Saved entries
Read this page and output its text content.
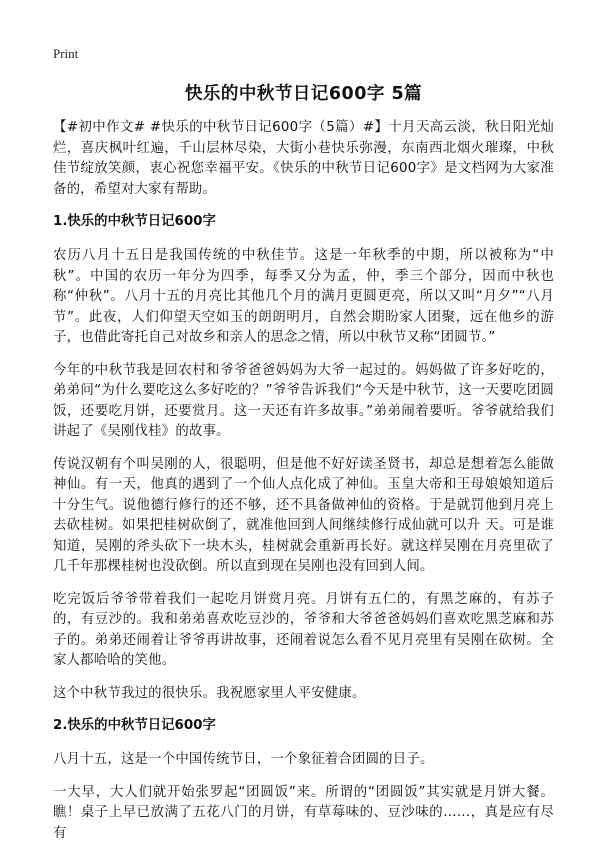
Print
快乐的中秋节日记600字 5篇

【#初中作文# #快乐的中秋节日记600字（5篇）#】十月天高云淡，秋日阳光灿烂，喜庆枫叶红遍，千山层林尽染，大街小巷快乐弥漫，东南西北烟火璀璨，中秋佳节绽放笑颜，衷心祝您幸福平安。《快乐的中秋节日记600字》是文档网为大家准备的，希望对大家有帮助。

1.快乐的中秋节日记600字

农历八月十五日是我国传统的中秋佳节。这是一年秋季的中期，所以被称为“中秋”。中国的农历一年分为四季，每季又分为孟，仲，季三个部分，因而中秋也称“仲秋”。八月十五的月亮比其他几个月的满月更圆更亮，所以又叫“月夕”“八月节”。此夜，人们仰望天空如玉的朗朗明月，自然会期盼家人团聚，远在他乡的游子，也借此寄托自己对故乡和亲人的思念之情，所以中秋节又称“团圆节。”

今年的中秋节我是回农村和爷爷爸爸妈妈为大爷一起过的。妈妈做了许多好吃的，弟弟问“为什么要吃这么多好吃的？”爷爷告诉我们“今天是中秋节，这一天要吃团圆饭，还要吃月饼，还要赏月。这一天还有许多故事。”弟弟闹着要听。爷爷就给我们讲起了《吴刚伐桂》的故事。

传说汉朝有个叫吴刚的人，很聪明，但是他不好好读圣贤书，却总是想着怎么能做神仙。有一天，他真的遇到了一个仙人点化成了神仙。玉皇大帝和王母娘娘知道后十分生气。说他德行修行的还不够，还不具备做神仙的资格。于是就罚他到月亮上去砍桂树。如果把桂树砍倒了，就准他回到人间继续修行成仙就可以升 天。可是谁知道，吴刚的斧头砍下一块木头，桂树就会重新再长好。就这样吴刚在月亮里砍了几千年那棵桂树也没砍倒。所以直到现在吴刚也没有回到人间。

吃完饭后爷爷带着我们一起吃月饼赏月亮。月饼有五仁的，有黑芝麻的，有苏子的，有豆沙的。我和弟弟喜欢吃豆沙的，爷爷和大爷爸爸妈妈们喜欢吃黑芝麻和苏子的。弟弟还闹着让爷爷再讲故事，还闹着说怎么看不见月亮里有吴刚在砍树。全家人都哈哈的笑他。

这个中秋节我过的很快乐。我祝愿家里人平安健康。

2.快乐的中秋节日记600字

八月十五，这是一个中国传统节日，一个象征着合团圆的日子。

一大早，大人们就开始张罗起“团圆饭”来。所谓的“团圆饭”其实就是月饼大餐。瞧！桌子上早已放满了五花八门的月饼，有草莓味的、豆沙味的……，真是应有尽有
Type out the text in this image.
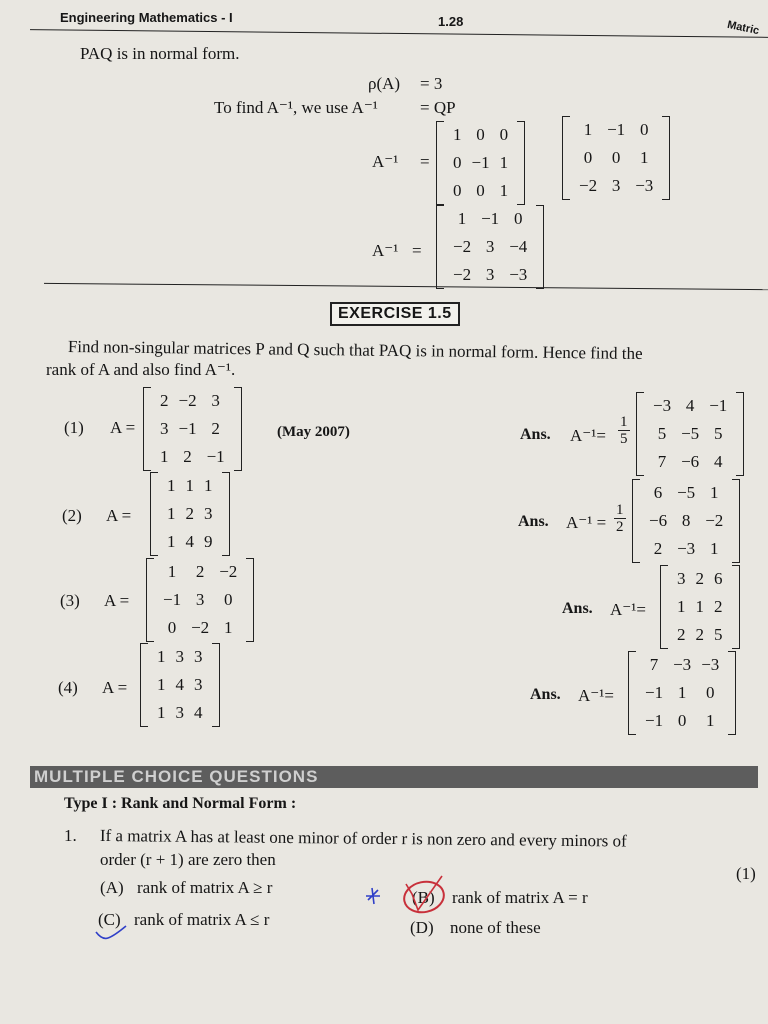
Engineering Mathematics - I	1.28	Matric
PAQ is in normal form.
ρ(A) = 3
To find A⁻¹, we use A⁻¹ = QP
A⁻¹ =
1 0 0
0 −1 1
0 0 1
1 −1 0
0	0	1
−2 3 −3
A⁻¹ =
1 −1 0
−2 3 −4
−2 3 −3
EXERCISE 1.5
Find non-singular matrices P and Q such that PAQ is in normal form. Hence find the
rank of A and also find A⁻¹.
(1) A =
2 −2 3
3 −1 2
1 2 −1
(May 2007)	Ans. $A^{-1}= \frac{1}{5}$
−3 4 −1
5 −5 5
7 −6 4
(2) A =
1 1 1
1 2 3
1 4 9
Ans. $A^{-1} = \frac{1}{2}$
6 −5 1
−6 8 −2
2 −3 1
(3) A =
1	2 −2
−1 3	0
0 −2 1
Ans. A⁻¹=
3 2 6
1 1 2
2 2 5
(4) A =
1 3 3
1 4 3
1 3 4
Ans. A⁻¹=
7 −3 −3
−1 1	0
−1 0	1
MULTIPLE CHOICE QUESTIONS
Type I : Rank and Normal Form :
1. If a matrix A has at least one minor of order r is non zero and every minors of
order (r + 1) are zero then
(1)
(A) rank of matrix A ≥ r
(B) rank of matrix A = r
(C) rank of matrix A ≤ r	(D) none of these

Task goal
Set down, unchanged, only the lines running from the line with "Type out the text in this image." to the last line, including both. Pictures stay out of the copy.

Answer to the task
Type out the text in this image.
Engineering Mathematics - I	1.28	Matric
PAQ is in normal form.
ρ(A) = 3
To find A⁻¹, we use A⁻¹ = QP
A⁻¹ =
1 0 0
0 −1 1
0 0 1
1 −1 0
0	0	1
−2 3 −3
A⁻¹ =
1 −1 0
−2 3 −4
−2 3 −3
EXERCISE 1.5
Find non-singular matrices P and Q such that PAQ is in normal form. Hence find the
rank of A and also find A⁻¹.
(1) A =
2 −2 3
3 −1 2
1 2 −1
(May 2007)	Ans. $A^{-1}= \frac{1}{5}$
−3 4 −1
5 −5 5
7 −6 4
(2) A =
1 1 1
1 2 3
1 4 9
Ans. $A^{-1} = \frac{1}{2}$
6 −5 1
−6 8 −2
2 −3 1
(3) A =
1	2 −2
−1 3	0
0 −2 1
Ans. A⁻¹=
3 2 6
1 1 2
2 2 5
(4) A =
1 3 3
1 4 3
1 3 4
Ans. A⁻¹=
7 −3 −3
−1 1	0
−1 0	1
MULTIPLE CHOICE QUESTIONS
Type I : Rank and Normal Form :
1. If a matrix A has at least one minor of order r is non zero and every minors of
order (r + 1) are zero then
(1)
(A) rank of matrix A ≥ r
(B) rank of matrix A = r
(C) rank of matrix A ≤ r	(D) none of these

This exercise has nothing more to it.